■ **Study text**

:::

At six-month follow-up evaluation the knee showed slight effusion, a ROM of 0–120, slight pain at the palpation of all compartments and patellar facets, and firm end point at medial patellar mobilization with 2/4 mobility.

IKDC was 71.7, KOOS 76.4, KUJALA 69.2, VAS 2, and TEGNER 2.

At one-year follow-up, no effusion was noticed, the ROM was complete, and the patient had no pain at palpation. Patella was stable with negativization of all clinical tests and she could be able to perform daily activities without sensation of instability and returned to a normal life (Figure 6).

IKDC was 89, KOOS 92.2, KUJALA 82.4, VAS 0, and TEGNER 4.

An overall improvement was observed in all scores when compared to preoperative evaluation.

Post-op X-rays demonstrated the correct positioning of the neosynthetic ligament in the femur, as illustrated by Schottle et al. [14], and the reduction of the patella in the trochlea (Figures 7 and 8).

3. Discussion

DiGeorge syndrome has an autosomal dominant inheritance pattern caused by a 22q11 deletion and it is the most common micro deletion syndrome characterized by cardiac abnormality, such as tetralogy of Fallot, abnormal faces, thymic aplasia, cleft palate, and hypocalcemia/hypoparathyroidism.

In literature there are only two cases of patients suffering from DiGeorge syndrome and bilateral recurrent patellar subluxation in association with camptodactyly [2]. Even if these examples could not be significant, patellar instability could be a characteristic of this genetic syndrome like many others (Down, Ehlers Danlos, Marfan, etc.) and this patient should be the third case of this particular series. Given these considerations, this is the first reported case of revision surgery in patellofemoral instability in DiGeorge syndrome.

MPFL reconstruction is one of the most reliable options in surgical treatment of patellofemoral instability [18]. Several anatomical factors can predispose to this condition such as increased TT-TG, patella alta, and trochlear dysplasia; the laxity of the MPFL, major passive restraint in patella lateral translation, plays also an important role [19]. Surgical explorations found MPFL injuries in most cases of patella dislocation; indeed reconstruction of MPFL is now performed alone or associated with other procedures such as distal realignments or trochleoplasty in most of the patellofemoral instability surgical treatment series [20].

:::

■ **Data under study**

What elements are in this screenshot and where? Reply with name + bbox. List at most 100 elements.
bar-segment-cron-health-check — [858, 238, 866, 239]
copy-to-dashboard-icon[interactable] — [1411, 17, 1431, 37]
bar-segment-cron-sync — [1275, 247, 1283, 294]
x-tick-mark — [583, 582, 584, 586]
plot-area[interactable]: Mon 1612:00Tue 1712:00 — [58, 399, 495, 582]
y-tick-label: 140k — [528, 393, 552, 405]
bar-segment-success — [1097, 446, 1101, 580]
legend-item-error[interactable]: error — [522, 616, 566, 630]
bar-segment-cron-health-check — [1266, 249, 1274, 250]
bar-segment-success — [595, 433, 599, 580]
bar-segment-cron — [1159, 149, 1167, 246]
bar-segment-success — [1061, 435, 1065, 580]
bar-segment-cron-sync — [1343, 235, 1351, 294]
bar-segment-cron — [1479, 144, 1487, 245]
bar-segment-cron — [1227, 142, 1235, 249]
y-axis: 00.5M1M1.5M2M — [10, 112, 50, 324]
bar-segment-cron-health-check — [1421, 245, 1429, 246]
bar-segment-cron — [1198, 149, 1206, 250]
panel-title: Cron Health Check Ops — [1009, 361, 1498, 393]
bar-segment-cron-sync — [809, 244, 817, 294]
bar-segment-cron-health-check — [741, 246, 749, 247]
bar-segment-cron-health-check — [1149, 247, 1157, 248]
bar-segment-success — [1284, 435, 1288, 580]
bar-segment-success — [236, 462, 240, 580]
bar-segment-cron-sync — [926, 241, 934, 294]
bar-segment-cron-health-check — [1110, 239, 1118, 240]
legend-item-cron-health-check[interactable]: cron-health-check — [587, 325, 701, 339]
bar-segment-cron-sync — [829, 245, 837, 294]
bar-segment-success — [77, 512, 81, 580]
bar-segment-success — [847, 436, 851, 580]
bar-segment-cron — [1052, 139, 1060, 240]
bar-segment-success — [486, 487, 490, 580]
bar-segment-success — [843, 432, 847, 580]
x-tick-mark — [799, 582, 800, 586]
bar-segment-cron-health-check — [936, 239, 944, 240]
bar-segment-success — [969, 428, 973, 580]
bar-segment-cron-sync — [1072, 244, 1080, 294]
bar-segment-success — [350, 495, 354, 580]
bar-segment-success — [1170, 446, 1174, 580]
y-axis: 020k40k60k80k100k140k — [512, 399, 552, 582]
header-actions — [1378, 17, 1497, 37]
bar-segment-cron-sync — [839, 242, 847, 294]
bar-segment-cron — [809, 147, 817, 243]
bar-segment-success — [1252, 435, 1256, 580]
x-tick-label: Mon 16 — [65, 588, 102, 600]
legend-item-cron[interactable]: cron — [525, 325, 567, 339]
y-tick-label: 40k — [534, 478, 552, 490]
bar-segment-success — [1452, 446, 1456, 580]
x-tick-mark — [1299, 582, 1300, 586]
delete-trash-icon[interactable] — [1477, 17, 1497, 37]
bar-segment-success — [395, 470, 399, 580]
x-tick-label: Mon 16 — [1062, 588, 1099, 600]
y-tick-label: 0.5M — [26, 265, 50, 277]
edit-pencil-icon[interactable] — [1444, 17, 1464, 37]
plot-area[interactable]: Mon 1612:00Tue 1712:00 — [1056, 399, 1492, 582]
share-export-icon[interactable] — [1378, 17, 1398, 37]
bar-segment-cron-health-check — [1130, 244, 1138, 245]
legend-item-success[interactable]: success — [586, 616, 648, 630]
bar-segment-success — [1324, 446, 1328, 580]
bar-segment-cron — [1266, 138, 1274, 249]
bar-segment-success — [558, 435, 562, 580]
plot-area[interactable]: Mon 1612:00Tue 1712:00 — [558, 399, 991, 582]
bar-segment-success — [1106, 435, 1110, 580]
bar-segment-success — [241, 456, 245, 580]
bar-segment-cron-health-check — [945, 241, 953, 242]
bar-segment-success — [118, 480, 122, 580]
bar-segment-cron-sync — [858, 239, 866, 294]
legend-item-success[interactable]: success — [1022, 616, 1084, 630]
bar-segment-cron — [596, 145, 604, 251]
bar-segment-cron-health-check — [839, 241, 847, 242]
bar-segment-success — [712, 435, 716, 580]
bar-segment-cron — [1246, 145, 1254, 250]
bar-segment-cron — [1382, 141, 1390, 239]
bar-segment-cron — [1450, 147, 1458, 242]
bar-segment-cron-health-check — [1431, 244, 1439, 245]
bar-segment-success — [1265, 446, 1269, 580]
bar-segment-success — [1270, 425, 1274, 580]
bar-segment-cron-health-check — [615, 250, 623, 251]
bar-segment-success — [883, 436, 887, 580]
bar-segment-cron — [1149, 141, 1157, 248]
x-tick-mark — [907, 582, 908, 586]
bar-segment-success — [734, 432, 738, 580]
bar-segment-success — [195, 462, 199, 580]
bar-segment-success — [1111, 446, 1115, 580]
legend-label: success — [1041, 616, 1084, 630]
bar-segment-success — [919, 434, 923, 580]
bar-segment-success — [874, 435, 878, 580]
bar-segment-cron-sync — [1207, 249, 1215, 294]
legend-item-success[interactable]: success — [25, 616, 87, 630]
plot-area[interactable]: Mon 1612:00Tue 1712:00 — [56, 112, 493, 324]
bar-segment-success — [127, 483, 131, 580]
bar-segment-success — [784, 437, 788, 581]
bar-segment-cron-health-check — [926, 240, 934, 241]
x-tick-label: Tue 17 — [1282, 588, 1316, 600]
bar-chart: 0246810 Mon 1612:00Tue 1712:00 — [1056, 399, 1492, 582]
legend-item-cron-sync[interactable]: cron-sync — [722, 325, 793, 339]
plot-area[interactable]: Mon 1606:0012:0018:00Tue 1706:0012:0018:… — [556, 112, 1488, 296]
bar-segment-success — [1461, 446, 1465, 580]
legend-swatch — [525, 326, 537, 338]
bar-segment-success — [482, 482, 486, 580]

:::

■ **Activity**
In the text on patellar instability in DiGeorge syndrome, what was the patient's range of motion at the six-month follow-up?

■ **Completed exercise**
0–120